-- BEGIN RECORDS FOR THE TASK --
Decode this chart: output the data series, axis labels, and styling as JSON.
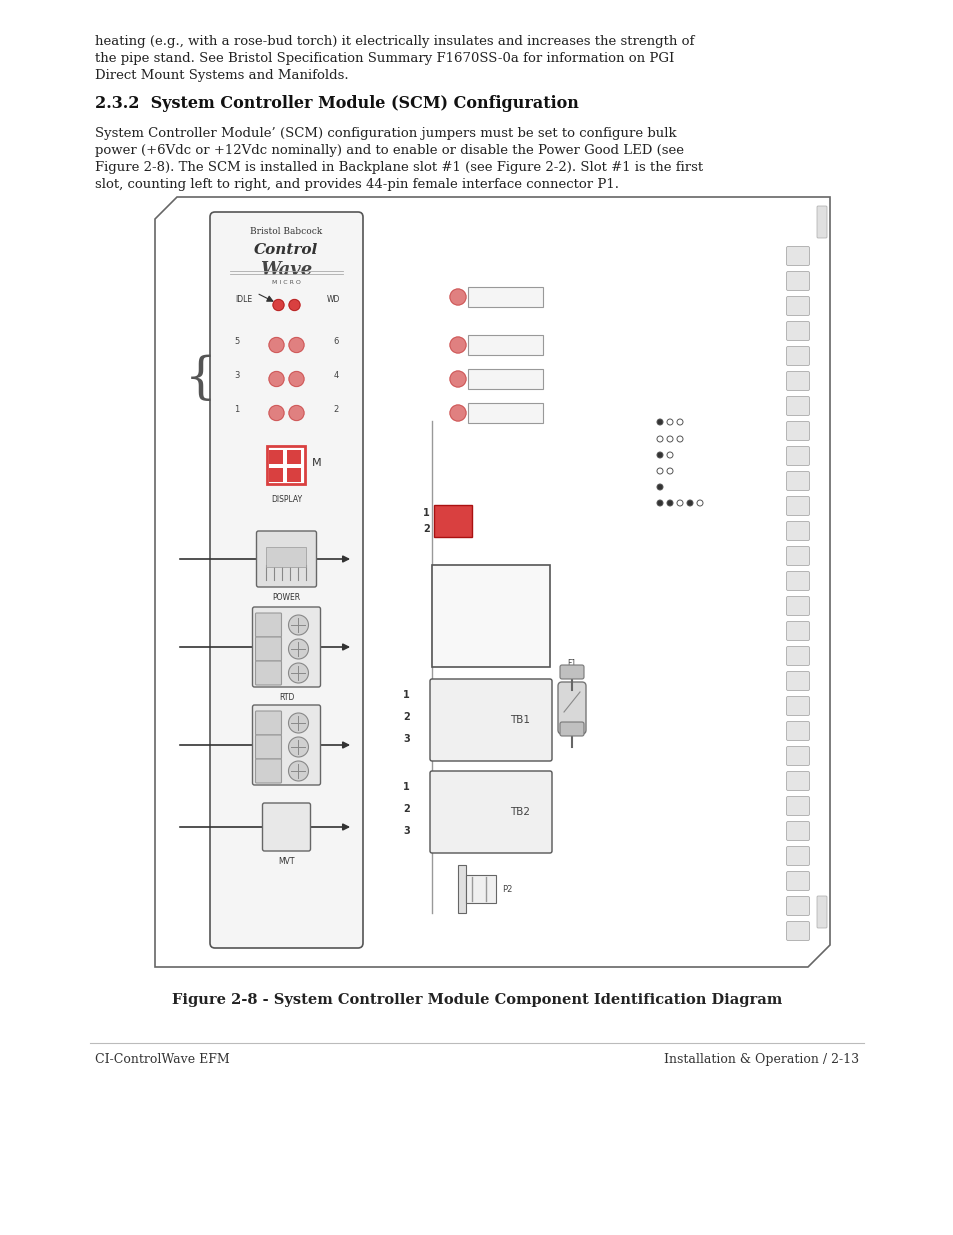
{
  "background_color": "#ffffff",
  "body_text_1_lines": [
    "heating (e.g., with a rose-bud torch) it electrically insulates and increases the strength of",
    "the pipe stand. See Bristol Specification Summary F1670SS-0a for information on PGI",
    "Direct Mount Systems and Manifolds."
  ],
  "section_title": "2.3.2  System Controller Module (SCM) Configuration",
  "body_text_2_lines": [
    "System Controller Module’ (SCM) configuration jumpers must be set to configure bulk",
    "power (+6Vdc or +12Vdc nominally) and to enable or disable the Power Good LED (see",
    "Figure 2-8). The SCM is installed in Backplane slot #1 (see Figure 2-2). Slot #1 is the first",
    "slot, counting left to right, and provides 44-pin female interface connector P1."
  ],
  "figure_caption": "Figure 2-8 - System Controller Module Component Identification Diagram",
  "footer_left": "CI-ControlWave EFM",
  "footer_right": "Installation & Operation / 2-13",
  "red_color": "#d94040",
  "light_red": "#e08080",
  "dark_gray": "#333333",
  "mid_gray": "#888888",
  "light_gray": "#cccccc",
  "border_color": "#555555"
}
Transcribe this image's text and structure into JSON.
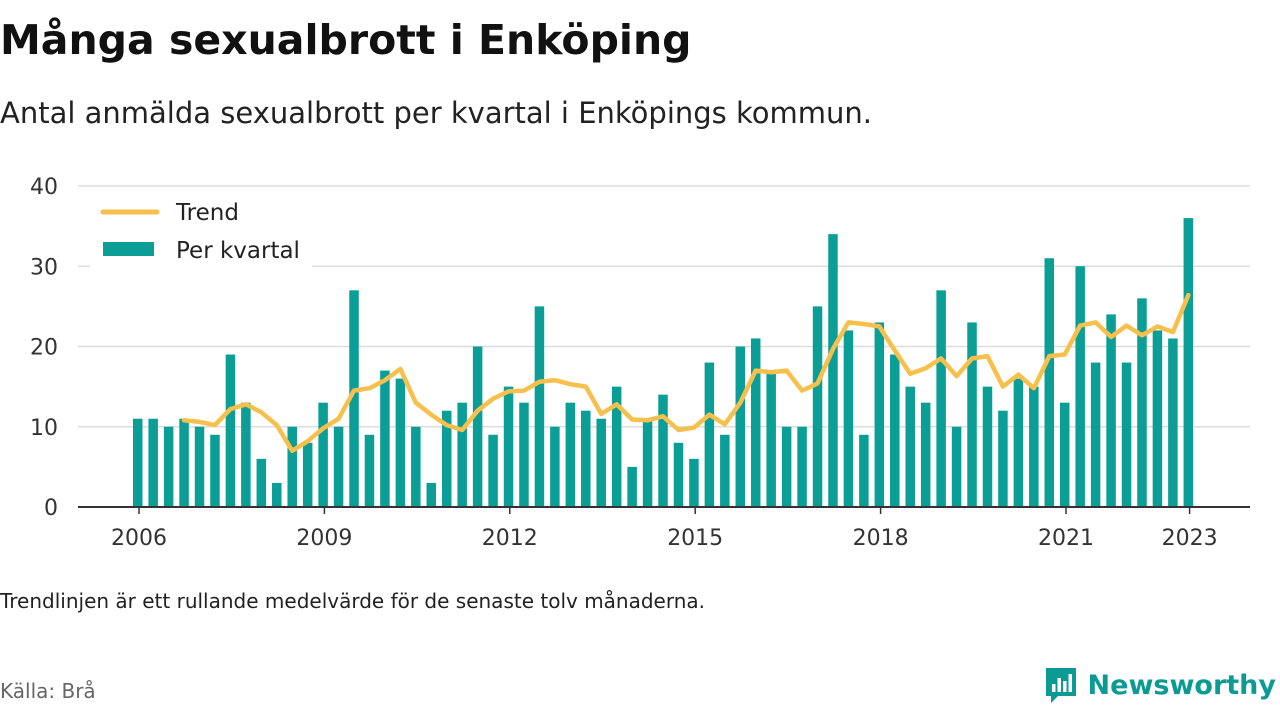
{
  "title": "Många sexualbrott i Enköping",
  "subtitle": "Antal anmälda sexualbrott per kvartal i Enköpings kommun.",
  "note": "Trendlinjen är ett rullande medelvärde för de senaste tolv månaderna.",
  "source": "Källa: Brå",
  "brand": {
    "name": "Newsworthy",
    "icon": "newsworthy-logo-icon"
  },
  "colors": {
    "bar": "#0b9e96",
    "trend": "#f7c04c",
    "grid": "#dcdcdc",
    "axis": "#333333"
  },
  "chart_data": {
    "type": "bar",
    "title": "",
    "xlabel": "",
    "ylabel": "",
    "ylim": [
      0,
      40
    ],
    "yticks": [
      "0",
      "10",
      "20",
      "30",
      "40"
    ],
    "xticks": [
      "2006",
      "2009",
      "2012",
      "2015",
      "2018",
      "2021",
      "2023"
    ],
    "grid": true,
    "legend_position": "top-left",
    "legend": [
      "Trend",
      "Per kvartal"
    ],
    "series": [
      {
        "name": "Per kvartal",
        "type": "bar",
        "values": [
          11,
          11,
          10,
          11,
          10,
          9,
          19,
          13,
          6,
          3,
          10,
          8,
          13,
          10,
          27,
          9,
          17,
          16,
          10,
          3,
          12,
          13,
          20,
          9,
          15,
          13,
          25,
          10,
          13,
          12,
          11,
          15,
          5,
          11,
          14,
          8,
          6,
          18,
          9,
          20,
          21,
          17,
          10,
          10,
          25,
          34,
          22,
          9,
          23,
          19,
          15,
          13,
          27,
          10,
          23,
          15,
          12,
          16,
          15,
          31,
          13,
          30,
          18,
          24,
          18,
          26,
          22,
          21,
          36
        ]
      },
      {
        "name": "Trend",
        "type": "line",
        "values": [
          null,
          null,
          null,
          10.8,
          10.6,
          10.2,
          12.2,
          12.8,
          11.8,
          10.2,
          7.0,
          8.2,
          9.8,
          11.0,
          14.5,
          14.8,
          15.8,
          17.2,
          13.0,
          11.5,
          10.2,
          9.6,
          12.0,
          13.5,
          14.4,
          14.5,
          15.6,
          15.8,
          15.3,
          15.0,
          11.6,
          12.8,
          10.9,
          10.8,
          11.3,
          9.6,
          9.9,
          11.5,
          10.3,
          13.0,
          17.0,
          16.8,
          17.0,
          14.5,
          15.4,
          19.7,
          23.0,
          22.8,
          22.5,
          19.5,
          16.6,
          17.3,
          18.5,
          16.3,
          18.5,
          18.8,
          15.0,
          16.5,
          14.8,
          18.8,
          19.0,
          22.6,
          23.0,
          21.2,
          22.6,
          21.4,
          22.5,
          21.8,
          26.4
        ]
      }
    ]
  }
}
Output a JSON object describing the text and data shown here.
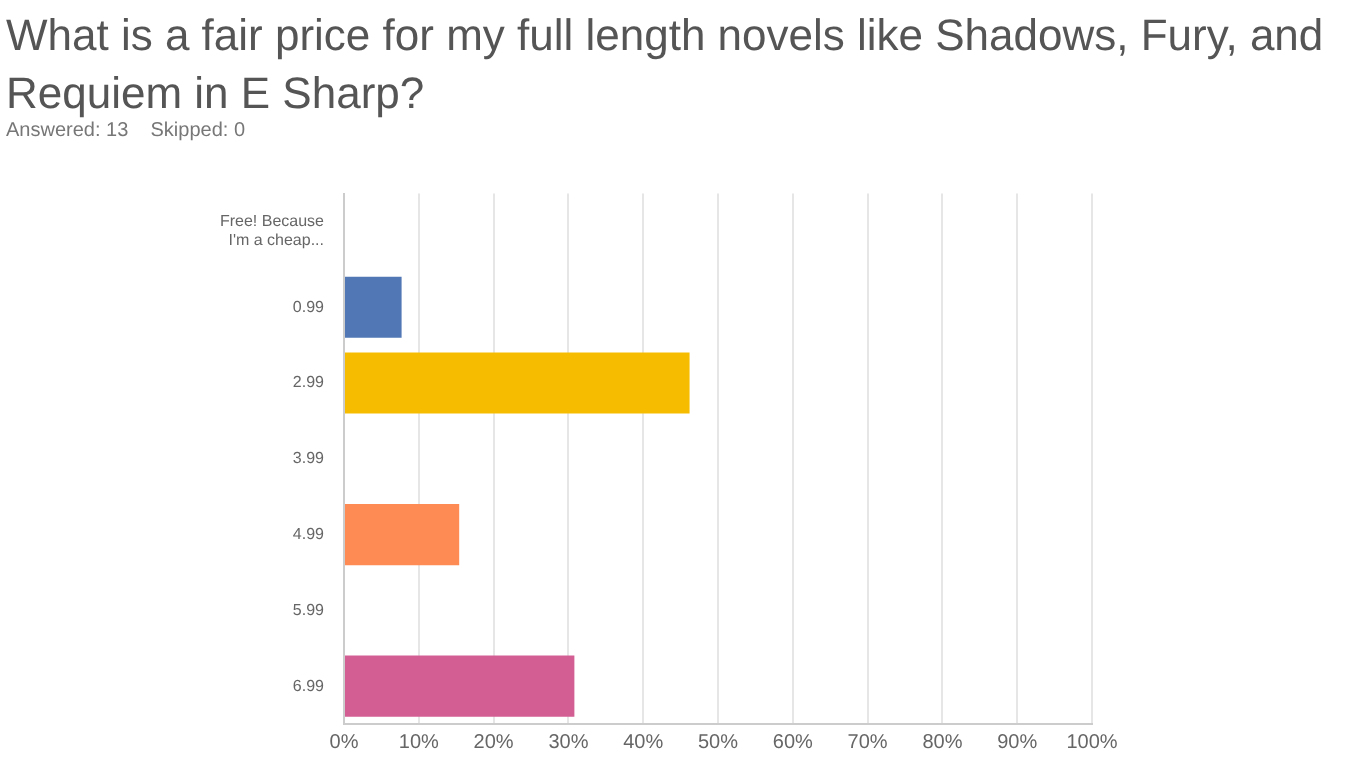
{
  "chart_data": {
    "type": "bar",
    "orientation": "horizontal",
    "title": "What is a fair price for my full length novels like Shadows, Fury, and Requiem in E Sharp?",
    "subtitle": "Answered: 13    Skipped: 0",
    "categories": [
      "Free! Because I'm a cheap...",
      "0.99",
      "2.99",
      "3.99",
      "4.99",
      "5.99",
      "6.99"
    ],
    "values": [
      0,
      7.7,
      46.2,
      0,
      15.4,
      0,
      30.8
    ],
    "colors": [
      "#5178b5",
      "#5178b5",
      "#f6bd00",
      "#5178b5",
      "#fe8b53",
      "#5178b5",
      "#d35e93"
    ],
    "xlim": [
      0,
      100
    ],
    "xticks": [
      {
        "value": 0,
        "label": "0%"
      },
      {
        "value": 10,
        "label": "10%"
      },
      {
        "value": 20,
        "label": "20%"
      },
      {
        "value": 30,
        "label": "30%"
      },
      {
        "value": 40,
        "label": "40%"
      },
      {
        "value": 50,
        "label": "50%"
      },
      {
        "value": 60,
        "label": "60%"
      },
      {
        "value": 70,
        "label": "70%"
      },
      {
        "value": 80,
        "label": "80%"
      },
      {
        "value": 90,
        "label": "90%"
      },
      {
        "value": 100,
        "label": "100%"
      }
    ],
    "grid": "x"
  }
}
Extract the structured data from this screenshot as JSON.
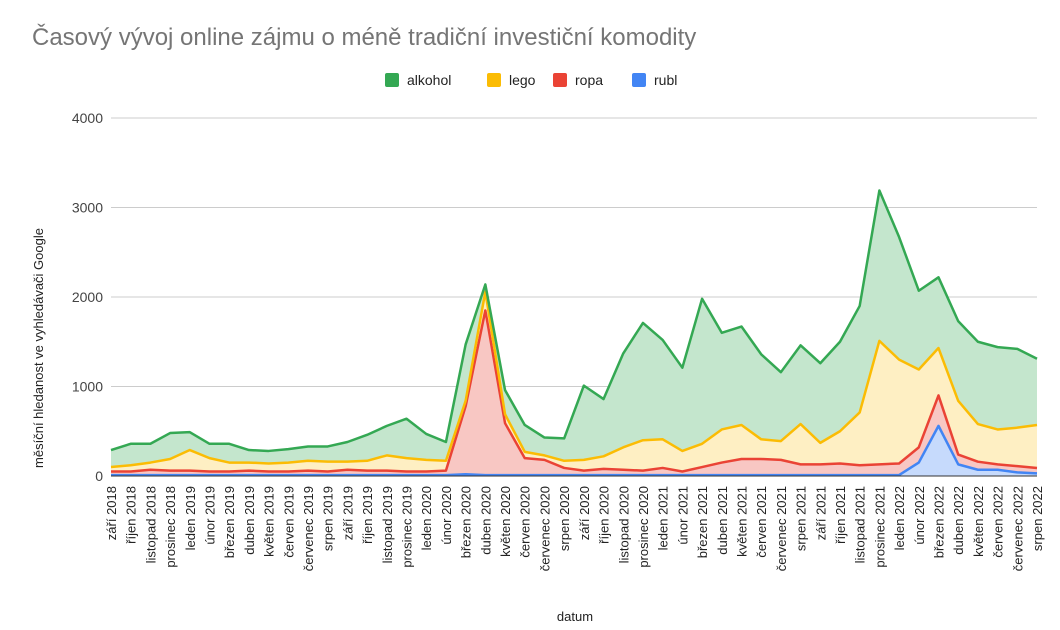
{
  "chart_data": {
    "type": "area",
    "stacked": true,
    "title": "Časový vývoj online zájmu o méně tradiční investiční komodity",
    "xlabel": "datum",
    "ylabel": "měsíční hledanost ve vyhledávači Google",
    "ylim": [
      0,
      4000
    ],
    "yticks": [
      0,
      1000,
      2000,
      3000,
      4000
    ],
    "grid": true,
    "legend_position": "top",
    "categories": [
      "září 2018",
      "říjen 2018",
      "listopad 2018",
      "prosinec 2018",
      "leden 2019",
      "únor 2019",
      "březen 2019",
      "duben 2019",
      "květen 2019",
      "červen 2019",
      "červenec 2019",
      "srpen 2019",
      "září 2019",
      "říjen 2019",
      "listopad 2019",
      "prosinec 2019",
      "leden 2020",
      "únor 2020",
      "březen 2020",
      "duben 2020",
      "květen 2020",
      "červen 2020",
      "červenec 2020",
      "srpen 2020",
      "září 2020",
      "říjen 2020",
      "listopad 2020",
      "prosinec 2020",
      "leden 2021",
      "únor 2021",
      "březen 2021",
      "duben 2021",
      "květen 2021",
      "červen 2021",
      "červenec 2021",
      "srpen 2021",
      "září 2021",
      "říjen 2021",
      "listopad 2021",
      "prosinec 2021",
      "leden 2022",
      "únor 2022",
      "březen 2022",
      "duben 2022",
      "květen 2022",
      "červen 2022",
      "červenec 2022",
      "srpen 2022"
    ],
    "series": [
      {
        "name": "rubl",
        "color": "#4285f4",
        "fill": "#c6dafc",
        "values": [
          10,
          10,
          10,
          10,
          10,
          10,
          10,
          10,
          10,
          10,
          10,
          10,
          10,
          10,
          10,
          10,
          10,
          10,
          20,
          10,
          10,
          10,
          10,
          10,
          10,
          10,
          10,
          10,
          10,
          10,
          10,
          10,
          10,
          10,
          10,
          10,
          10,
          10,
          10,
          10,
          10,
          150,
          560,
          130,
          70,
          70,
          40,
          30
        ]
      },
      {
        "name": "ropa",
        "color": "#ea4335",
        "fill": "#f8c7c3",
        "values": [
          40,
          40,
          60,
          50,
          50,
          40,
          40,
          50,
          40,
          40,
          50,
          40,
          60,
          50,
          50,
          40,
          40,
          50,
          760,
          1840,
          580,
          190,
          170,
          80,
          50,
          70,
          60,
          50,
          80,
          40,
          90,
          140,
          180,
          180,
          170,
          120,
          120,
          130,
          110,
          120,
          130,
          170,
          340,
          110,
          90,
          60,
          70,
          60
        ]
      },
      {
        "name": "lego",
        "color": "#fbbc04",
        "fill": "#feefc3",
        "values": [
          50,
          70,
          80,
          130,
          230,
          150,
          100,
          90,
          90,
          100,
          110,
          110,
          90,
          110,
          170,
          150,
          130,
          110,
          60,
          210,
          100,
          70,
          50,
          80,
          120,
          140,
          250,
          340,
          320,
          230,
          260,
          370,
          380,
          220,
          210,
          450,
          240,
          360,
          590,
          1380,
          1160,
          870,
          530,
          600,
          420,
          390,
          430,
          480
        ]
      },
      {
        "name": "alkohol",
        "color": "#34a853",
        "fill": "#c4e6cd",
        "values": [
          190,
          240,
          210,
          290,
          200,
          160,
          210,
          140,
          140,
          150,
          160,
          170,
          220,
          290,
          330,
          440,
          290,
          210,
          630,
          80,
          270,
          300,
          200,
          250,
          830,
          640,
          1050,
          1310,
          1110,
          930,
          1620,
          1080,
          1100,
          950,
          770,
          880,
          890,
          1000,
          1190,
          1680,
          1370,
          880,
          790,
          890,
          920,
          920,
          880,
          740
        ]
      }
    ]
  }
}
-- END RECORDS FOR THE TASK --
Among the lines of the material, find those that hold the word "type" and copy them.

OUTPUT OF THE EXERCISE.
    "type": "bar",
        "type": "bar",
        "type": "line",
    "type": "bar",
    "type": "area",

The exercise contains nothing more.